### QUESTIONS ON THE MATERIAL
**a)** In the issue about Hono reporting request URLs as http, what hosting platform handles the author's SSL?
**b)** Extend the issue about Hono reporting request URLs as http, picking up right after its final sentence.

`c.req.url` is always http
hilja opened this issue · 7 comments
This might be how it should work, but let me confirm.
c.req.url
is always http, even on https requests:
app.get('/foo', c => {
// Always http, in prod too
console.log(c.req.url)
console.log(c.req.raw.url)
return c.text('OK')
})
I'm on fly.io, basically a proxy that handles my ssl (plus other things). But in Hono I always get the url as http, and my JWT verification fails. It's easy to fix but I somehow expected the proto to be the same as the original request.
Here's my serve:
serve({
fetch: app.fetch,
port: Number(PORT),
})
More details on my use-case
This is specifically a request from QStash. It's a queue thing, works something like this:
curl -XPOST \
-H 'Authorization: Bearer <QSTASH_TOKEN>' \
-H "Content-type: application/json" \
-d '{ "hello": "world" }' \
'https://qstash.upstash.io/v2/publish/https://example.com/foo'
Notice the url after the QStash endpoint, that's the callback URL that Hono is listening to, and which I've set it to https. Here's the headers QStash sends:
{
'accept-encoding': 'gzip',
authorization: 'Basic xxx',
'content-length': '203',
'content-type': 'application/json',
host: 'example.com/foo',
'upstash-caller-ip': 'xxx.xx.xx.xx',
'upstash-message-id': 'msg_xxx',
'upstash-retried': '0',
'upstash-signature': 'xxx',
'user-agent': 'Upstash-QStash',
'x-forwarded-for': 'x.xxx.xxx.xxx',
'x-forwarded-host': 'example.com/foo',
'x-forwarded-proto': 'https'
}
I'm guessing it would be https if I used the https server like shown in the docs:
import { createServer } from 'node:https'
serve({
fetch: app.fetch,
createServer: createServer,
serverOptions: { /* keys */},
})
But I don't need to because of fly.

### DATA TO EXAMINE
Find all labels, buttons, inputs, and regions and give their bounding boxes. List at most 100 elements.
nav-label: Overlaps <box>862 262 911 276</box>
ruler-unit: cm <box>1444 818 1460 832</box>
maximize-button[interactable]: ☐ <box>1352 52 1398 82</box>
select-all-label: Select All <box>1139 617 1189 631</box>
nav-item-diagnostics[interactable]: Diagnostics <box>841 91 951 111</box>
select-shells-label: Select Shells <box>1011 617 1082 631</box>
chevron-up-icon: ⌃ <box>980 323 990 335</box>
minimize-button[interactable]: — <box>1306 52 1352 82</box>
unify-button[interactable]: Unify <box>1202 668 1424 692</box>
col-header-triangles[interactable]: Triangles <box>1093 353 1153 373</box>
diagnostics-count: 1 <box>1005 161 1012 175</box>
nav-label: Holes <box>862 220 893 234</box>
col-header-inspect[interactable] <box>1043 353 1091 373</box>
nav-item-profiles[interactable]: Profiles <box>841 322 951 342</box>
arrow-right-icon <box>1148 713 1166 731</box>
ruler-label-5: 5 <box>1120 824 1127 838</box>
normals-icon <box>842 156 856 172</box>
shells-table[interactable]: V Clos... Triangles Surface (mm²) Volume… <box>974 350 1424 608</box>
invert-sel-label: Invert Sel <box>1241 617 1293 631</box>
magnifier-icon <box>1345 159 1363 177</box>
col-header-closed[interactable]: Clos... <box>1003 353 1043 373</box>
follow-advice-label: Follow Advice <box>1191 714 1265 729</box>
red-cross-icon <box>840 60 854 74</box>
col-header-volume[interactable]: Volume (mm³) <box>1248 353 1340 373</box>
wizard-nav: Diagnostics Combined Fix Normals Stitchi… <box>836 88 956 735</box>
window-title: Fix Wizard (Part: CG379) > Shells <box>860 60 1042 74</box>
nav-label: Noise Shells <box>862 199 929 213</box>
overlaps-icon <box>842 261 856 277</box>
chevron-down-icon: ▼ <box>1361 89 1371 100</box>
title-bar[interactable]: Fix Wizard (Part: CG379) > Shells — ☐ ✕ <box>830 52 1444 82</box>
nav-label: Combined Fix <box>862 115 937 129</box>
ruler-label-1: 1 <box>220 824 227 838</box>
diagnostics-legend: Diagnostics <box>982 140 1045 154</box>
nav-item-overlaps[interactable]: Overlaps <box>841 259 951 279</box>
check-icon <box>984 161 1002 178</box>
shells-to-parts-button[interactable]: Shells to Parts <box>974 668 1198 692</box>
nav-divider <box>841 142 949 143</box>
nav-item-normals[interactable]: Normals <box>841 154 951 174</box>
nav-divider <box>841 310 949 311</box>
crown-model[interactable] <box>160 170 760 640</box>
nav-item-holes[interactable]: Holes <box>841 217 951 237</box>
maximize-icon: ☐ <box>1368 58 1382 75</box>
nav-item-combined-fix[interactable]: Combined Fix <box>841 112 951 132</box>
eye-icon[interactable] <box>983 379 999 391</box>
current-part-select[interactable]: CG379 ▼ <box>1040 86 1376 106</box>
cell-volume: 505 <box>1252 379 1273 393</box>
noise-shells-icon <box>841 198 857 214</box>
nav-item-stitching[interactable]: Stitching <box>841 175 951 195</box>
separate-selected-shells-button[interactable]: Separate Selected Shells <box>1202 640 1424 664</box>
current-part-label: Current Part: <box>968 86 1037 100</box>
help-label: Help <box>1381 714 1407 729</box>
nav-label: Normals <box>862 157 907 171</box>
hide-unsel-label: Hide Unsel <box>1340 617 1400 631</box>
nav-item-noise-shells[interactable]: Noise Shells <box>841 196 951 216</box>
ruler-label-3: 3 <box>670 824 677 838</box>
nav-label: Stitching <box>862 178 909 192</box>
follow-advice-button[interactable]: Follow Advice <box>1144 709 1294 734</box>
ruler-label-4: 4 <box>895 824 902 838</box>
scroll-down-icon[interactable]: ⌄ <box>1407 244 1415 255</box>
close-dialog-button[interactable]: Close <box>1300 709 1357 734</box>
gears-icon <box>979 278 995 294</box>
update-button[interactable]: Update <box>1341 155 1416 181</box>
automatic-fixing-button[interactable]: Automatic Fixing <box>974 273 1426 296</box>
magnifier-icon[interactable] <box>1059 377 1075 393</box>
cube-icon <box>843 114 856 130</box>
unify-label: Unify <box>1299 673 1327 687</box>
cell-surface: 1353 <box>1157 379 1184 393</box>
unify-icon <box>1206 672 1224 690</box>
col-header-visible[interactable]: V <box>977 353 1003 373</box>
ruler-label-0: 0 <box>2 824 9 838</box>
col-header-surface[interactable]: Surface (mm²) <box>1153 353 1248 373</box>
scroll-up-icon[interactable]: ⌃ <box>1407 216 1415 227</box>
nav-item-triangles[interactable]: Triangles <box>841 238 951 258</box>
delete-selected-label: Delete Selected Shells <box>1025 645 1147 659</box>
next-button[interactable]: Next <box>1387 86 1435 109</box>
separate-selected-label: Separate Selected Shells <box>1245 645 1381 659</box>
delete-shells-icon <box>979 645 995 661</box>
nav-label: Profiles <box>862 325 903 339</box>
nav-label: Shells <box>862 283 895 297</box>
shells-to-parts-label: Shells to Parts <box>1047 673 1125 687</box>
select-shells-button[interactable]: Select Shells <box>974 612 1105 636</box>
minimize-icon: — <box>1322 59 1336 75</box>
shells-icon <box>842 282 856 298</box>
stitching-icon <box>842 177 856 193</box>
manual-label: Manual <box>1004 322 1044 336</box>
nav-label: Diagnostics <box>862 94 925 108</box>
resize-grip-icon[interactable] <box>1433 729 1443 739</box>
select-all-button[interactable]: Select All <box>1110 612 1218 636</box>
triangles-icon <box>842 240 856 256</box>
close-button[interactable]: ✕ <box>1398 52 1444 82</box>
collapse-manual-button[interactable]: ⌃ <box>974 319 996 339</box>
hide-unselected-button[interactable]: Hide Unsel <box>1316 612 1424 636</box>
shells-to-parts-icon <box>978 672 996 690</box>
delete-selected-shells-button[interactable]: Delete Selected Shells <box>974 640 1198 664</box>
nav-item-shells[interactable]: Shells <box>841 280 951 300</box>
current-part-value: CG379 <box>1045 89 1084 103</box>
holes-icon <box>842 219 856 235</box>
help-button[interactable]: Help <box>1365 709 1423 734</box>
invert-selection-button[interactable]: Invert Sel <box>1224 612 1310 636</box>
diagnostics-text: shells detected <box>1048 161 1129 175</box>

### ANSWERS TO EACH TASK
**a)** fly.io, which acts as a proxy that handles the author's SSL.

**b)**
Correct me if I'm mistaken but it feels like Hono should use x-forwarded-proto
to set the correct proto?
Any luck on that one ? I have the same issue
We're seeing this as well with https.createServer
.
This line seems to be the issue: https://github.com/honojs/node-server/blob/main/src/request.ts#L120 The request shim has the HTTP protocol hard coded.
If it helps, I was able to work around this by pulling the IncomingMessage
object out of the request and checking incoming.socket.encrypted
. I think you can do the same here for the fix. When using https.createServer
the socket will be an instance of tls.TLSSocket
instead of net.Socket
. For reference: https://nodejs.org/api/tls.html#tlssocketencrypted
Hi @hilja Thanks for creating the issue.
Hi @seep Thanks for the reference info.
Indeed, when using 'node:http2' or 'node:https', it certainly looks better to be https:
. I will create a PR for the change.
As for the x-forwarded-proto, I think it should be handled on the application side. Or if there are a lot of requests, we could provide a hook point that can be rewritten. Anyway, I think it is better not to handle x-forwarded-proto implicitly.